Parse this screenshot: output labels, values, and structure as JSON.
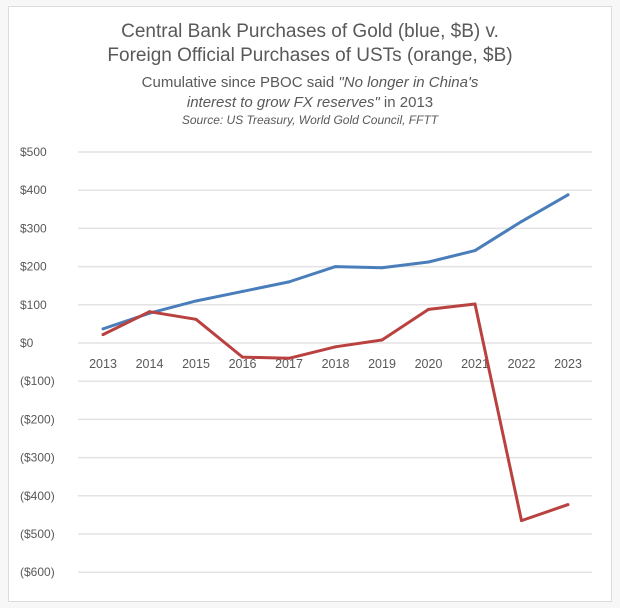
{
  "chart_data": {
    "type": "line",
    "title": "Central Bank Purchases of Gold (blue, $B) v.",
    "title_line2": "Foreign Official Purchases of USTs (orange, $B)",
    "subtitle_a": "Cumulative since PBOC said ",
    "subtitle_quote_a": "\"No longer in China's",
    "subtitle_quote_b": "interest to grow FX reserves\"",
    "subtitle_b": " in 2013",
    "source": "Source: US Treasury, World Gold Council, FFTT",
    "categories": [
      "2013",
      "2014",
      "2015",
      "2016",
      "2017",
      "2018",
      "2019",
      "2020",
      "2021",
      "2022",
      "2023"
    ],
    "series": [
      {
        "name": "Central Bank Purchases of Gold",
        "color": "#4a7ebb",
        "values": [
          37,
          78,
          110,
          135,
          160,
          200,
          197,
          212,
          242,
          318,
          388
        ]
      },
      {
        "name": "Foreign Official Purchases of USTs",
        "color": "#b9413f",
        "values": [
          22,
          82,
          62,
          -37,
          -40,
          -10,
          8,
          88,
          102,
          -465,
          -423
        ]
      }
    ],
    "ylim": [
      -600,
      500
    ],
    "yticks": [
      500,
      400,
      300,
      200,
      100,
      0,
      -100,
      -200,
      -300,
      -400,
      -500,
      -600
    ],
    "ytick_labels": [
      "$500",
      "$400",
      "$300",
      "$200",
      "$100",
      "$0",
      "($100)",
      "($200)",
      "($300)",
      "($400)",
      "($500)",
      "($600)"
    ],
    "xlabel": "",
    "ylabel": "",
    "grid": true
  }
}
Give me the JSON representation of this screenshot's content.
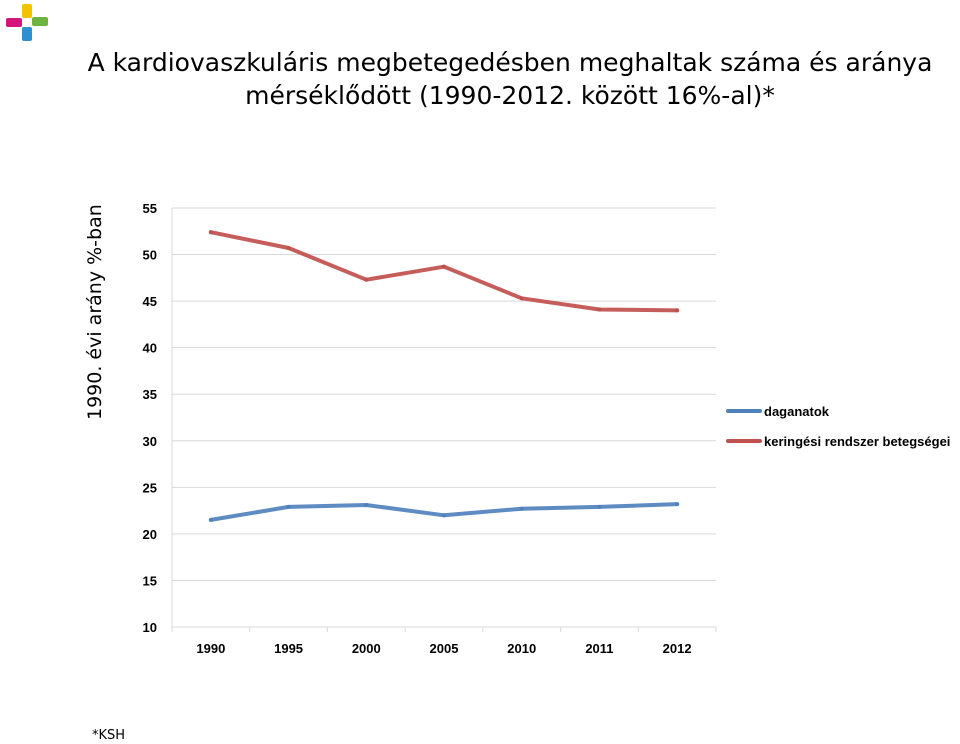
{
  "title_lines": [
    "A kardiovaszkuláris megbetegedésben meghaltak száma és aránya",
    "mérséklődött (1990-2012. között 16%-al)*"
  ],
  "footnote": "*KSH",
  "logo_icon": "colored-hands-logo-icon",
  "colors": {
    "daganatok": "#4F81BD",
    "keringesi": "#C0504D",
    "grid": "#D9D9D9",
    "axis_text": "#000000"
  },
  "chart_data": {
    "type": "line",
    "title": "",
    "xlabel": "",
    "ylabel": "1990. évi arány %-ban",
    "categories": [
      "1990",
      "1995",
      "2000",
      "2005",
      "2010",
      "2011",
      "2012"
    ],
    "y_ticks": [
      "10",
      "15",
      "20",
      "25",
      "30",
      "35",
      "40",
      "45",
      "50",
      "55"
    ],
    "ylim": [
      10,
      55
    ],
    "grid": true,
    "legend_position": "right",
    "series": [
      {
        "name": "daganatok",
        "color": "#4F81BD",
        "values": [
          21.5,
          22.9,
          23.1,
          22.0,
          22.7,
          22.9,
          23.2
        ]
      },
      {
        "name": "keringési rendszer betegségei",
        "color": "#C0504D",
        "values": [
          52.4,
          50.7,
          47.3,
          48.7,
          45.3,
          44.1,
          44.0
        ]
      }
    ]
  }
}
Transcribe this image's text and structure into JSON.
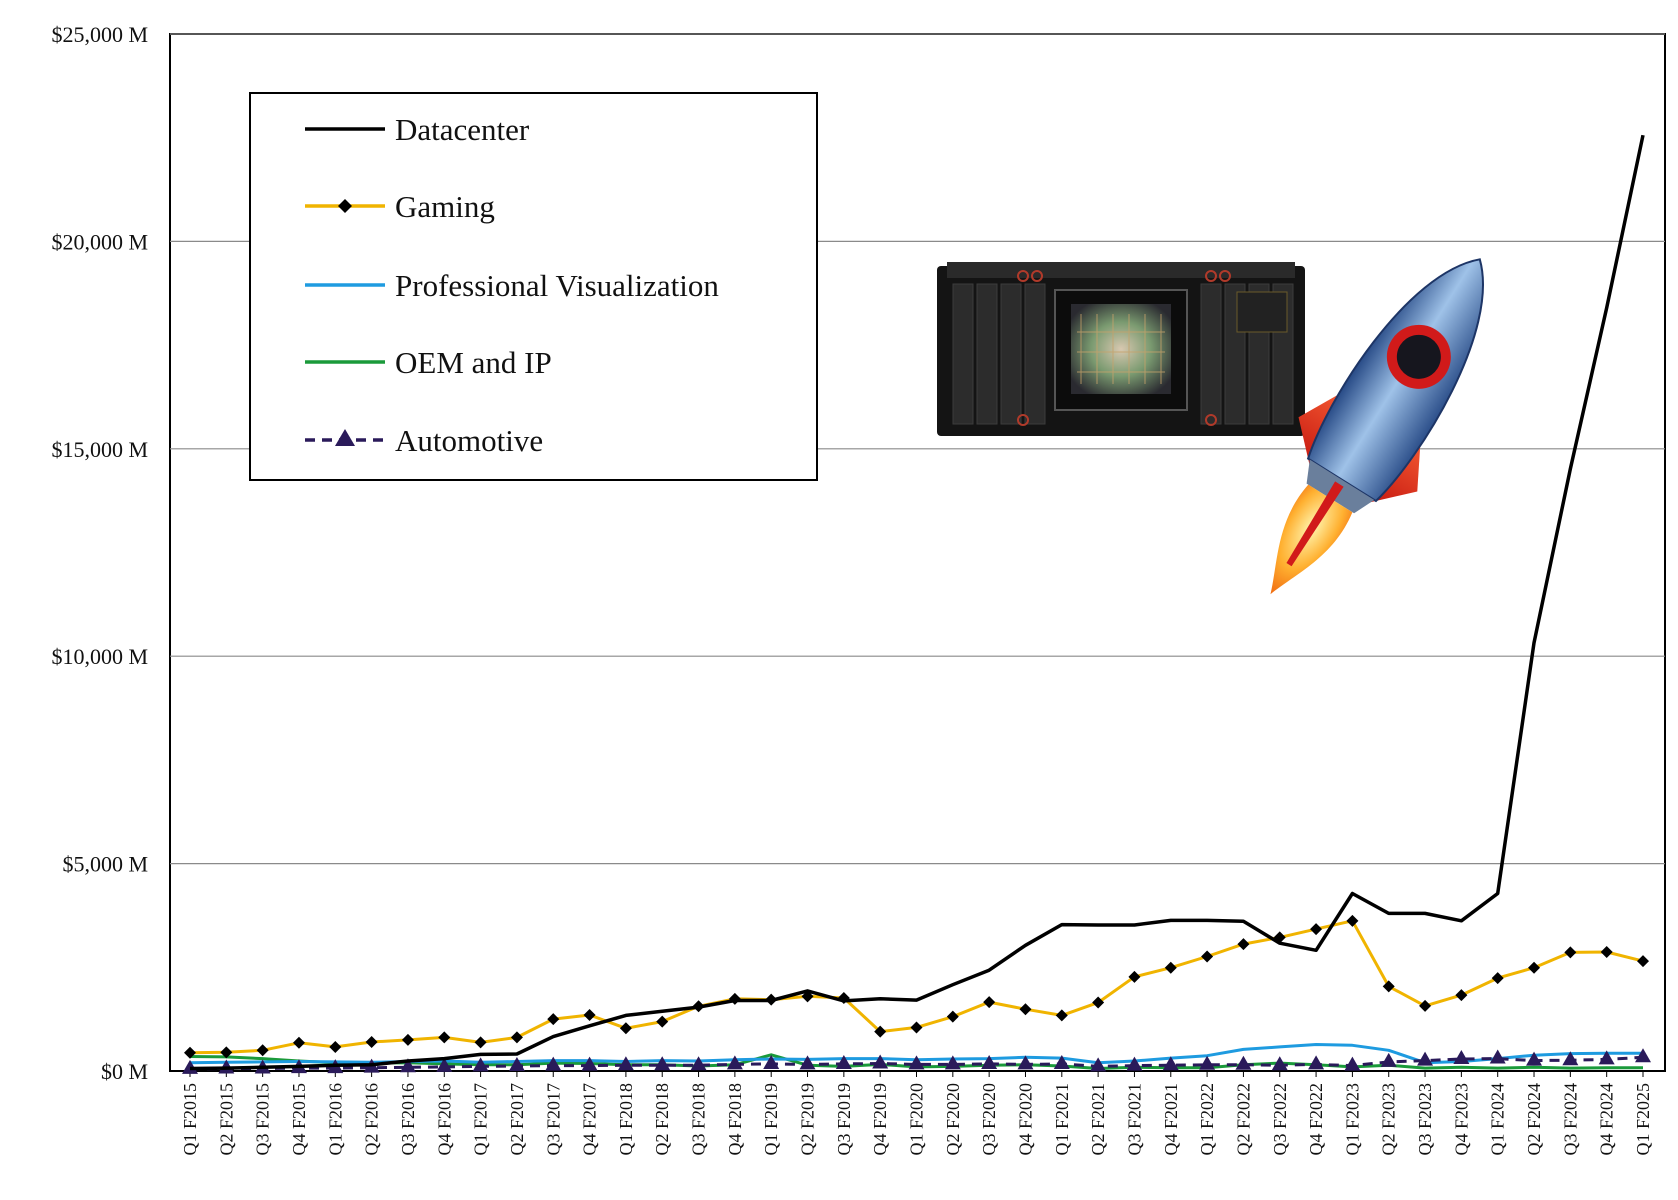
{
  "chart_data": {
    "type": "line",
    "title": "",
    "xlabel": "",
    "ylabel": "",
    "ylim": [
      0,
      25000
    ],
    "y_ticks": [
      {
        "value": 0,
        "label": "$0 M"
      },
      {
        "value": 5000,
        "label": "$5,000 M"
      },
      {
        "value": 10000,
        "label": "$10,000 M"
      },
      {
        "value": 15000,
        "label": "$15,000 M"
      },
      {
        "value": 20000,
        "label": "$20,000 M"
      },
      {
        "value": 25000,
        "label": "$25,000 M"
      }
    ],
    "grid": "horizontal",
    "legend_position": "top-left",
    "categories": [
      "Q1 F2015",
      "Q2 F2015",
      "Q3 F2015",
      "Q4 F2015",
      "Q1 F2016",
      "Q2 F2016",
      "Q3 F2016",
      "Q4 F2016",
      "Q1 F2017",
      "Q2 F2017",
      "Q3 F2017",
      "Q4 F2017",
      "Q1 F2018",
      "Q2 F2018",
      "Q3 F2018",
      "Q4 F2018",
      "Q1 F2019",
      "Q2 F2019",
      "Q3 F2019",
      "Q4 F2019",
      "Q1 F2020",
      "Q2 F2020",
      "Q3 F2020",
      "Q4 F2020",
      "Q1 F2021",
      "Q2 F2021",
      "Q3 F2021",
      "Q4 F2021",
      "Q1 F2022",
      "Q2 F2022",
      "Q3 F2022",
      "Q4 F2022",
      "Q1 F2023",
      "Q2 F2023",
      "Q3 F2023",
      "Q4 F2023",
      "Q1 F2024",
      "Q2 F2024",
      "Q3 F2024",
      "Q4 F2024",
      "Q1 F2025"
    ],
    "series": [
      {
        "name": "Datacenter",
        "color": "#000000",
        "marker": "none",
        "dash": "solid",
        "values": [
          60,
          70,
          90,
          110,
          140,
          150,
          240,
          300,
          400,
          410,
          830,
          1090,
          1340,
          1440,
          1540,
          1700,
          1700,
          1930,
          1690,
          1740,
          1710,
          2080,
          2430,
          3030,
          3530,
          3520,
          3520,
          3630,
          3630,
          3610,
          3080,
          2910,
          4280,
          3800,
          3800,
          3620,
          4280,
          10320,
          14510,
          18400,
          22560
        ]
      },
      {
        "name": "Gaming",
        "color": "#f0b400",
        "marker": "diamond",
        "dash": "solid",
        "values": [
          440,
          450,
          500,
          680,
          580,
          700,
          750,
          810,
          690,
          810,
          1250,
          1350,
          1030,
          1190,
          1560,
          1740,
          1720,
          1800,
          1760,
          950,
          1050,
          1310,
          1660,
          1490,
          1340,
          1650,
          2270,
          2490,
          2760,
          3060,
          3220,
          3420,
          3620,
          2040,
          1570,
          1830,
          2240,
          2490,
          2860,
          2870,
          2650
        ]
      },
      {
        "name": "Professional Visualization",
        "color": "#1e9be0",
        "marker": "none",
        "dash": "solid",
        "values": [
          200,
          210,
          220,
          230,
          220,
          210,
          230,
          240,
          210,
          230,
          250,
          250,
          230,
          250,
          240,
          270,
          290,
          280,
          300,
          300,
          270,
          290,
          300,
          330,
          310,
          200,
          240,
          310,
          370,
          520,
          580,
          640,
          620,
          500,
          200,
          230,
          300,
          380,
          420,
          430,
          430
        ]
      },
      {
        "name": "OEM and IP",
        "color": "#1a9a3a",
        "marker": "none",
        "dash": "solid",
        "values": [
          350,
          340,
          300,
          240,
          200,
          190,
          200,
          170,
          150,
          150,
          190,
          180,
          150,
          150,
          120,
          150,
          390,
          140,
          110,
          160,
          100,
          110,
          140,
          150,
          120,
          60,
          90,
          80,
          80,
          150,
          190,
          150,
          100,
          140,
          70,
          90,
          70,
          90,
          70,
          80,
          80
        ]
      },
      {
        "name": "Automotive",
        "color": "#2a1a5a",
        "marker": "triangle",
        "dash": "dashed",
        "values": [
          50,
          60,
          60,
          70,
          70,
          80,
          90,
          100,
          110,
          120,
          130,
          130,
          140,
          140,
          140,
          160,
          170,
          160,
          170,
          180,
          160,
          160,
          170,
          160,
          170,
          110,
          130,
          140,
          150,
          150,
          140,
          160,
          130,
          220,
          250,
          290,
          300,
          250,
          260,
          280,
          330
        ]
      }
    ]
  },
  "graphics": {
    "gpu_board": "gpu-board-image",
    "rocket": "rocket-icon"
  }
}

+ + + + +

**INSTRUCTION:** Each record above must be returned exactly as written, with its pictures omitted.

**SOLUTION BELOW:**
Parse this screenshot: output labels, values, and structure as JSON.
{
  "chart_data": {
    "type": "line",
    "title": "Central Bank Purchases of Gold (blue, $B) v.",
    "title_line2": "Foreign Official Purchases of USTs (orange, $B)",
    "subtitle_a": "Cumulative since PBOC said ",
    "subtitle_quote_a": "\"No longer in China's",
    "subtitle_quote_b": "interest to grow FX reserves\"",
    "subtitle_b": " in 2013",
    "source": "Source: US Treasury, World Gold Council, FFTT",
    "categories": [
      "2013",
      "2014",
      "2015",
      "2016",
      "2017",
      "2018",
      "2019",
      "2020",
      "2021",
      "2022",
      "2023"
    ],
    "series": [
      {
        "name": "Central Bank Purchases of Gold",
        "color": "#4a7ebb",
        "values": [
          37,
          78,
          110,
          135,
          160,
          200,
          197,
          212,
          242,
          318,
          388
        ]
      },
      {
        "name": "Foreign Official Purchases of USTs",
        "color": "#b9413f",
        "values": [
          22,
          82,
          62,
          -37,
          -40,
          -10,
          8,
          88,
          102,
          -465,
          -423
        ]
      }
    ],
    "ylim": [
      -600,
      500
    ],
    "yticks": [
      500,
      400,
      300,
      200,
      100,
      0,
      -100,
      -200,
      -300,
      -400,
      -500,
      -600
    ],
    "ytick_labels": [
      "$500",
      "$400",
      "$300",
      "$200",
      "$100",
      "$0",
      "($100)",
      "($200)",
      "($300)",
      "($400)",
      "($500)",
      "($600)"
    ],
    "xlabel": "",
    "ylabel": "",
    "grid": true
  }
}
Give me the JSON representation of this screenshot's content.
{
  "title_lines": [
    "A kardiovaszkuláris megbetegedésben meghaltak száma és aránya",
    "mérséklődött (1990-2012. között 16%-al)*"
  ],
  "footnote": "*KSH",
  "logo_icon": "colored-hands-logo-icon",
  "colors": {
    "daganatok": "#4F81BD",
    "keringesi": "#C0504D",
    "grid": "#D9D9D9",
    "axis_text": "#000000"
  },
  "chart_data": {
    "type": "line",
    "title": "",
    "xlabel": "",
    "ylabel": "1990. évi arány %-ban",
    "categories": [
      "1990",
      "1995",
      "2000",
      "2005",
      "2010",
      "2011",
      "2012"
    ],
    "y_ticks": [
      "10",
      "15",
      "20",
      "25",
      "30",
      "35",
      "40",
      "45",
      "50",
      "55"
    ],
    "ylim": [
      10,
      55
    ],
    "grid": true,
    "legend_position": "right",
    "series": [
      {
        "name": "daganatok",
        "color": "#4F81BD",
        "values": [
          21.5,
          22.9,
          23.1,
          22.0,
          22.7,
          22.9,
          23.2
        ]
      },
      {
        "name": "keringési rendszer betegségei",
        "color": "#C0504D",
        "values": [
          52.4,
          50.7,
          47.3,
          48.7,
          45.3,
          44.1,
          44.0
        ]
      }
    ]
  }
}
Transcribe this image's text and structure into JSON.
{
  "chart_data": {
    "type": "line",
    "title": "",
    "xlabel": "",
    "ylabel": "",
    "ylim": [
      0,
      25000
    ],
    "y_ticks": [
      {
        "value": 0,
        "label": "$0 M"
      },
      {
        "value": 5000,
        "label": "$5,000 M"
      },
      {
        "value": 10000,
        "label": "$10,000 M"
      },
      {
        "value": 15000,
        "label": "$15,000 M"
      },
      {
        "value": 20000,
        "label": "$20,000 M"
      },
      {
        "value": 25000,
        "label": "$25,000 M"
      }
    ],
    "grid": "horizontal",
    "legend_position": "top-left",
    "categories": [
      "Q1 F2015",
      "Q2 F2015",
      "Q3 F2015",
      "Q4 F2015",
      "Q1 F2016",
      "Q2 F2016",
      "Q3 F2016",
      "Q4 F2016",
      "Q1 F2017",
      "Q2 F2017",
      "Q3 F2017",
      "Q4 F2017",
      "Q1 F2018",
      "Q2 F2018",
      "Q3 F2018",
      "Q4 F2018",
      "Q1 F2019",
      "Q2 F2019",
      "Q3 F2019",
      "Q4 F2019",
      "Q1 F2020",
      "Q2 F2020",
      "Q3 F2020",
      "Q4 F2020",
      "Q1 F2021",
      "Q2 F2021",
      "Q3 F2021",
      "Q4 F2021",
      "Q1 F2022",
      "Q2 F2022",
      "Q3 F2022",
      "Q4 F2022",
      "Q1 F2023",
      "Q2 F2023",
      "Q3 F2023",
      "Q4 F2023",
      "Q1 F2024",
      "Q2 F2024",
      "Q3 F2024",
      "Q4 F2024",
      "Q1 F2025"
    ],
    "series": [
      {
        "name": "Datacenter",
        "color": "#000000",
        "marker": "none",
        "dash": "solid",
        "values": [
          60,
          70,
          90,
          110,
          140,
          150,
          240,
          300,
          400,
          410,
          830,
          1090,
          1340,
          1440,
          1540,
          1700,
          1700,
          1930,
          1690,
          1740,
          1710,
          2080,
          2430,
          3030,
          3530,
          3520,
          3520,
          3630,
          3630,
          3610,
          3080,
          2910,
          4280,
          3800,
          3800,
          3620,
          4280,
          10320,
          14510,
          18400,
          22560
        ]
      },
      {
        "name": "Gaming",
        "color": "#f0b400",
        "marker": "diamond",
        "dash": "solid",
        "values": [
          440,
          450,
          500,
          680,
          580,
          700,
          750,
          810,
          690,
          810,
          1250,
          1350,
          1030,
          1190,
          1560,
          1740,
          1720,
          1800,
          1760,
          950,
          1050,
          1310,
          1660,
          1490,
          1340,
          1650,
          2270,
          2490,
          2760,
          3060,
          3220,
          3420,
          3620,
          2040,
          1570,
          1830,
          2240,
          2490,
          2860,
          2870,
          2650
        ]
      },
      {
        "name": "Professional Visualization",
        "color": "#1e9be0",
        "marker": "none",
        "dash": "solid",
        "values": [
          200,
          210,
          220,
          230,
          220,
          210,
          230,
          240,
          210,
          230,
          250,
          250,
          230,
          250,
          240,
          270,
          290,
          280,
          300,
          300,
          270,
          290,
          300,
          330,
          310,
          200,
          240,
          310,
          370,
          520,
          580,
          640,
          620,
          500,
          200,
          230,
          300,
          380,
          420,
          430,
          430
        ]
      },
      {
        "name": "OEM and IP",
        "color": "#1a9a3a",
        "marker": "none",
        "dash": "solid",
        "values": [
          350,
          340,
          300,
          240,
          200,
          190,
          200,
          170,
          150,
          150,
          190,
          180,
          150,
          150,
          120,
          150,
          390,
          140,
          110,
          160,
          100,
          110,
          140,
          150,
          120,
          60,
          90,
          80,
          80,
          150,
          190,
          150,
          100,
          140,
          70,
          90,
          70,
          90,
          70,
          80,
          80
        ]
      },
      {
        "name": "Automotive",
        "color": "#2a1a5a",
        "marker": "triangle",
        "dash": "dashed",
        "values": [
          50,
          60,
          60,
          70,
          70,
          80,
          90,
          100,
          110,
          120,
          130,
          130,
          140,
          140,
          140,
          160,
          170,
          160,
          170,
          180,
          160,
          160,
          170,
          160,
          170,
          110,
          130,
          140,
          150,
          150,
          140,
          160,
          130,
          220,
          250,
          290,
          300,
          250,
          260,
          280,
          330
        ]
      }
    ]
  },
  "graphics": {
    "gpu_board": "gpu-board-image",
    "rocket": "rocket-icon"
  }
}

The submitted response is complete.